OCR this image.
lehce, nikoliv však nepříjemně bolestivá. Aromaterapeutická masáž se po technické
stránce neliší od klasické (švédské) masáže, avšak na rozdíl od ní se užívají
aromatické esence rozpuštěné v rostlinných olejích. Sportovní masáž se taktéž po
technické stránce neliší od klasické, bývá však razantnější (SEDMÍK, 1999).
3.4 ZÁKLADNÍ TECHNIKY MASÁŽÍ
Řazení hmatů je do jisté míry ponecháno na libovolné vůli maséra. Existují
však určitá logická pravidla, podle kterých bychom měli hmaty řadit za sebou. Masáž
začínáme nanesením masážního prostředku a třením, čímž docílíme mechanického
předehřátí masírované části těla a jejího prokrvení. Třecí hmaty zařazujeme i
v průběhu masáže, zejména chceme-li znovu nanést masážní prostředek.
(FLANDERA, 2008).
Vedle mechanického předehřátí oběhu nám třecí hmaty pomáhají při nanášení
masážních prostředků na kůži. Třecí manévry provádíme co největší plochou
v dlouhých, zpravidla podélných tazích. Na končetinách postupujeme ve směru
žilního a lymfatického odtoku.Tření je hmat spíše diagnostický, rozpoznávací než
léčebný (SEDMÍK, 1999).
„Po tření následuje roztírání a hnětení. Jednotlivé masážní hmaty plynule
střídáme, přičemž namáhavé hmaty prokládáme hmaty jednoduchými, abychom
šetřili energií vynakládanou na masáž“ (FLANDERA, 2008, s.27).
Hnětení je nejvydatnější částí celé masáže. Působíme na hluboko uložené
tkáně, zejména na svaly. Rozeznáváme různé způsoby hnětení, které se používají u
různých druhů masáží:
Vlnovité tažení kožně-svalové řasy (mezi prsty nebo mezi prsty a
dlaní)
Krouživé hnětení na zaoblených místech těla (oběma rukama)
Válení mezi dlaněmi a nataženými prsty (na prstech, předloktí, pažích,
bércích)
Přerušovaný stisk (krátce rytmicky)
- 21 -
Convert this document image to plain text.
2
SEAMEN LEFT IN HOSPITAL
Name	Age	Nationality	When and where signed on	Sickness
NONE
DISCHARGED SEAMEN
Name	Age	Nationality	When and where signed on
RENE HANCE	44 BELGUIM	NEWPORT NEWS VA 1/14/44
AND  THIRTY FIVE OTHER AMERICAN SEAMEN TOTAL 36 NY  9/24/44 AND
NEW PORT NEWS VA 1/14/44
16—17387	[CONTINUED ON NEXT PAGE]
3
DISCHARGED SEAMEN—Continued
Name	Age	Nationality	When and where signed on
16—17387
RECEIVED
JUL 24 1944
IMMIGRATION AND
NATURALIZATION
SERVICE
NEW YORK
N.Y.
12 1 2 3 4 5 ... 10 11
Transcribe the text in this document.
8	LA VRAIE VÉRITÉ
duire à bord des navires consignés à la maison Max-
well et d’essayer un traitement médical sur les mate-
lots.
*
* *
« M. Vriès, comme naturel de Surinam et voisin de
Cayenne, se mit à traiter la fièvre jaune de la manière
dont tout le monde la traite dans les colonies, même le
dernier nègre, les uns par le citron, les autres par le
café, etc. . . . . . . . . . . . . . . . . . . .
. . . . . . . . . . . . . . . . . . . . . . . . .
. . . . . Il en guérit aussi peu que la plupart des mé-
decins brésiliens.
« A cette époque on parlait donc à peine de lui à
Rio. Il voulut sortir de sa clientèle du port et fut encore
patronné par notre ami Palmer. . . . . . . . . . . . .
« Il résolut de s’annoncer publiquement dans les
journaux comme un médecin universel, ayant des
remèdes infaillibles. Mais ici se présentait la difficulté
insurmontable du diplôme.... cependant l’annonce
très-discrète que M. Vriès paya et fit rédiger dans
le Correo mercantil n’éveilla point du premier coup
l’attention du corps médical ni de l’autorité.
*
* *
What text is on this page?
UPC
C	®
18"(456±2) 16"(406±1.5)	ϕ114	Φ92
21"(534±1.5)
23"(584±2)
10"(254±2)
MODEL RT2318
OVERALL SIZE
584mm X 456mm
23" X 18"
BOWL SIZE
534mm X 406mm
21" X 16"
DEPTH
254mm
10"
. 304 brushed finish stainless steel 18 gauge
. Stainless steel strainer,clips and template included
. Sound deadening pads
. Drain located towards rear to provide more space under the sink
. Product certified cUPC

▶ **Problem description**:
Retype the material in full. Each word must match.

▶ **Result below**:
OCR this image.
lehce, nikoliv však nepříjemně bolestivá. Aromaterapeutická masáž se po technické
stránce neliší od klasické (švédské) masáže, avšak na rozdíl od ní se užívají
aromatické esence rozpuštěné v rostlinných olejích. Sportovní masáž se taktéž po
technické stránce neliší od klasické, bývá však razantnější (SEDMÍK, 1999).
3.4 ZÁKLADNÍ TECHNIKY MASÁŽÍ
Řazení hmatů je do jisté míry ponecháno na libovolné vůli maséra. Existují
však určitá logická pravidla, podle kterých bychom měli hmaty řadit za sebou. Masáž
začínáme nanesením masážního prostředku a třením, čímž docílíme mechanického
předehřátí masírované části těla a jejího prokrvení. Třecí hmaty zařazujeme i
v průběhu masáže, zejména chceme-li znovu nanést masážní prostředek.
(FLANDERA, 2008).
Vedle mechanického předehřátí oběhu nám třecí hmaty pomáhají při nanášení
masážních prostředků na kůži. Třecí manévry provádíme co největší plochou
v dlouhých, zpravidla podélných tazích. Na končetinách postupujeme ve směru
žilního a lymfatického odtoku.Tření je hmat spíše diagnostický, rozpoznávací než
léčebný (SEDMÍK, 1999).
„Po tření následuje roztírání a hnětení. Jednotlivé masážní hmaty plynule
střídáme, přičemž namáhavé hmaty prokládáme hmaty jednoduchými, abychom
šetřili energií vynakládanou na masáž“ (FLANDERA, 2008, s.27).
Hnětení je nejvydatnější částí celé masáže. Působíme na hluboko uložené
tkáně, zejména na svaly. Rozeznáváme různé způsoby hnětení, které se používají u
různých druhů masáží:
Vlnovité tažení kožně-svalové řasy (mezi prsty nebo mezi prsty a
dlaní)
Krouživé hnětení na zaoblených místech těla (oběma rukama)
Válení mezi dlaněmi a nataženými prsty (na prstech, předloktí, pažích,
bércích)
Přerušovaný stisk (krátce rytmicky)
- 21 -
Convert this document image to plain text.
2
SEAMEN LEFT IN HOSPITAL
Name	Age	Nationality	When and where signed on	Sickness
NONE
DISCHARGED SEAMEN
Name	Age	Nationality	When and where signed on
RENE HANCE	44 BELGUIM	NEWPORT NEWS VA 1/14/44
AND  THIRTY FIVE OTHER AMERICAN SEAMEN TOTAL 36 NY  9/24/44 AND
NEW PORT NEWS VA 1/14/44
16—17387	[CONTINUED ON NEXT PAGE]
3
DISCHARGED SEAMEN—Continued
Name	Age	Nationality	When and where signed on
16—17387
RECEIVED
JUL 24 1944
IMMIGRATION AND
NATURALIZATION
SERVICE
NEW YORK
N.Y.
12 1 2 3 4 5 ... 10 11
Transcribe the text in this document.
8	LA VRAIE VÉRITÉ
duire à bord des navires consignés à la maison Max-
well et d’essayer un traitement médical sur les mate-
lots.
*
* *
« M. Vriès, comme naturel de Surinam et voisin de
Cayenne, se mit à traiter la fièvre jaune de la manière
dont tout le monde la traite dans les colonies, même le
dernier nègre, les uns par le citron, les autres par le
café, etc. . . . . . . . . . . . . . . . . . . .
. . . . . . . . . . . . . . . . . . . . . . . . .
. . . . . Il en guérit aussi peu que la plupart des mé-
decins brésiliens.
« A cette époque on parlait donc à peine de lui à
Rio. Il voulut sortir de sa clientèle du port et fut encore
patronné par notre ami Palmer. . . . . . . . . . . . .
« Il résolut de s’annoncer publiquement dans les
journaux comme un médecin universel, ayant des
remèdes infaillibles. Mais ici se présentait la difficulté
insurmontable du diplôme.... cependant l’annonce
très-discrète que M. Vriès paya et fit rédiger dans
le Correo mercantil n’éveilla point du premier coup
l’attention du corps médical ni de l’autorité.
*
* *
What text is on this page?
UPC
C	®
18"(456±2) 16"(406±1.5)	ϕ114	Φ92
21"(534±1.5)
23"(584±2)
10"(254±2)
MODEL RT2318
OVERALL SIZE
584mm X 456mm
23" X 18"
BOWL SIZE
534mm X 406mm
21" X 16"
DEPTH
254mm
10"
. 304 brushed finish stainless steel 18 gauge
. Stainless steel strainer,clips and template included
. Sound deadening pads
. Drain located towards rear to provide more space under the sink
. Product certified cUPC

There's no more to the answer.